__Written exercise__. Please find all lines in the data that hold the string "Personal" and copy them.

Collection entries
--------------------------------

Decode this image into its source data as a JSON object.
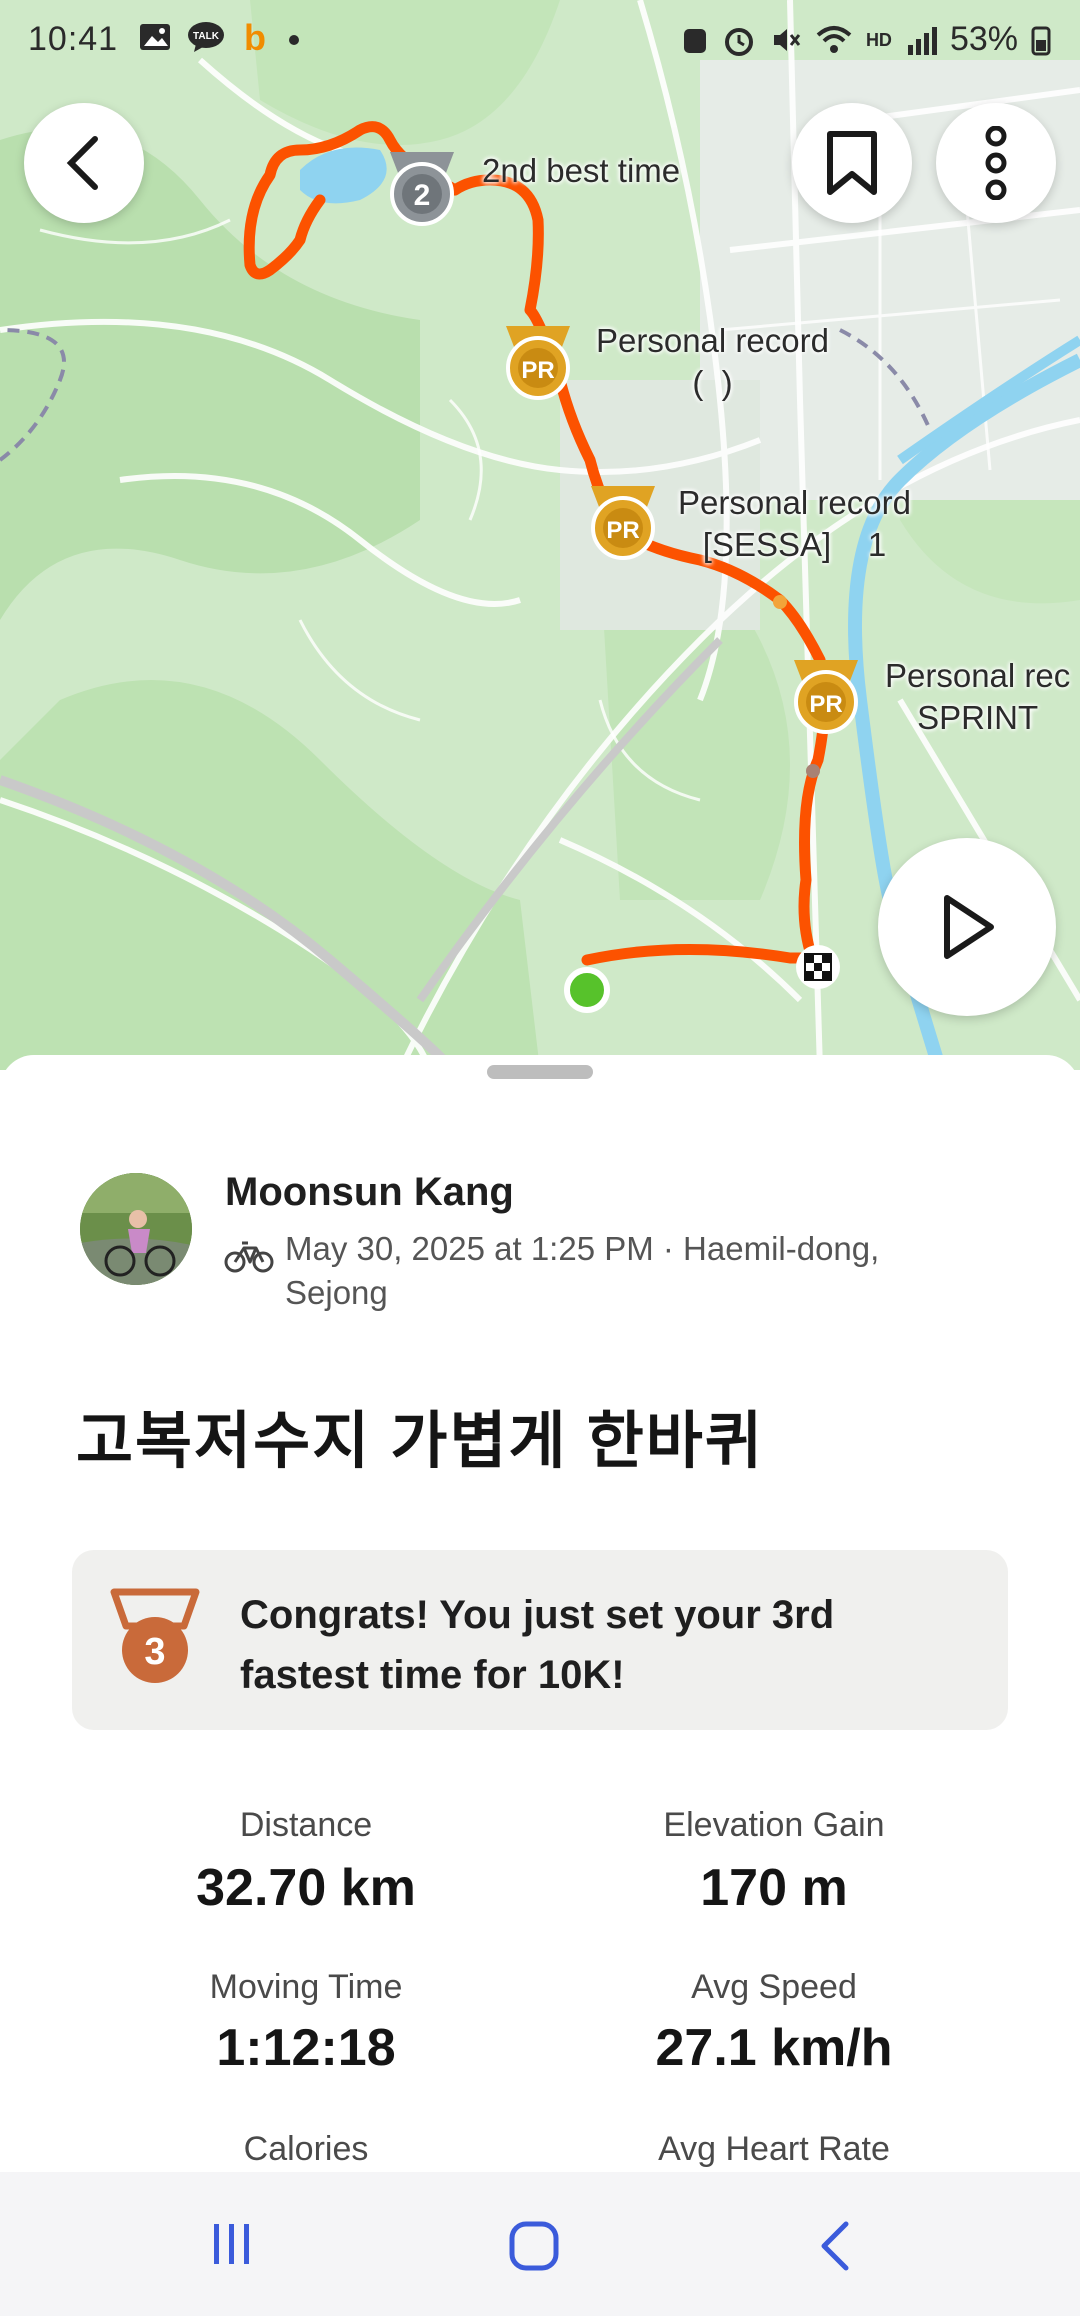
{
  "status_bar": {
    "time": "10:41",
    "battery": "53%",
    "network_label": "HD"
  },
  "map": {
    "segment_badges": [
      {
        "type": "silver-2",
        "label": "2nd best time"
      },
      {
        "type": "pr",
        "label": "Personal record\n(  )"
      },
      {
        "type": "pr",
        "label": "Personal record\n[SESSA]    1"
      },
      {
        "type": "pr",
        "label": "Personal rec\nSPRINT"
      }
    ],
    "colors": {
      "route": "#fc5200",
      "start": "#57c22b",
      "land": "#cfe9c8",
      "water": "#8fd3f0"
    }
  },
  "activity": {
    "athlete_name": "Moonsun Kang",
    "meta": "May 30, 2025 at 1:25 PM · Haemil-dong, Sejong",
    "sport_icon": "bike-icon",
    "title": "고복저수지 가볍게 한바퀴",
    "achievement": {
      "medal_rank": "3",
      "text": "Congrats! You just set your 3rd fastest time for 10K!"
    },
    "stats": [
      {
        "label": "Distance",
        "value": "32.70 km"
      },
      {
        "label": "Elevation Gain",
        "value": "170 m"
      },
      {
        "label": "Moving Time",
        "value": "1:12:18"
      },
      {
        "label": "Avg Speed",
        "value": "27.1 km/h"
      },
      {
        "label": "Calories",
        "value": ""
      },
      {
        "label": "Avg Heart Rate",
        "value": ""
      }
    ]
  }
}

--------------------------------

__Result__.
        "label": "Personal record\n(  )"
        "label": "Personal record\n[SESSA]    1"
        "label": "Personal rec\nSPRINT"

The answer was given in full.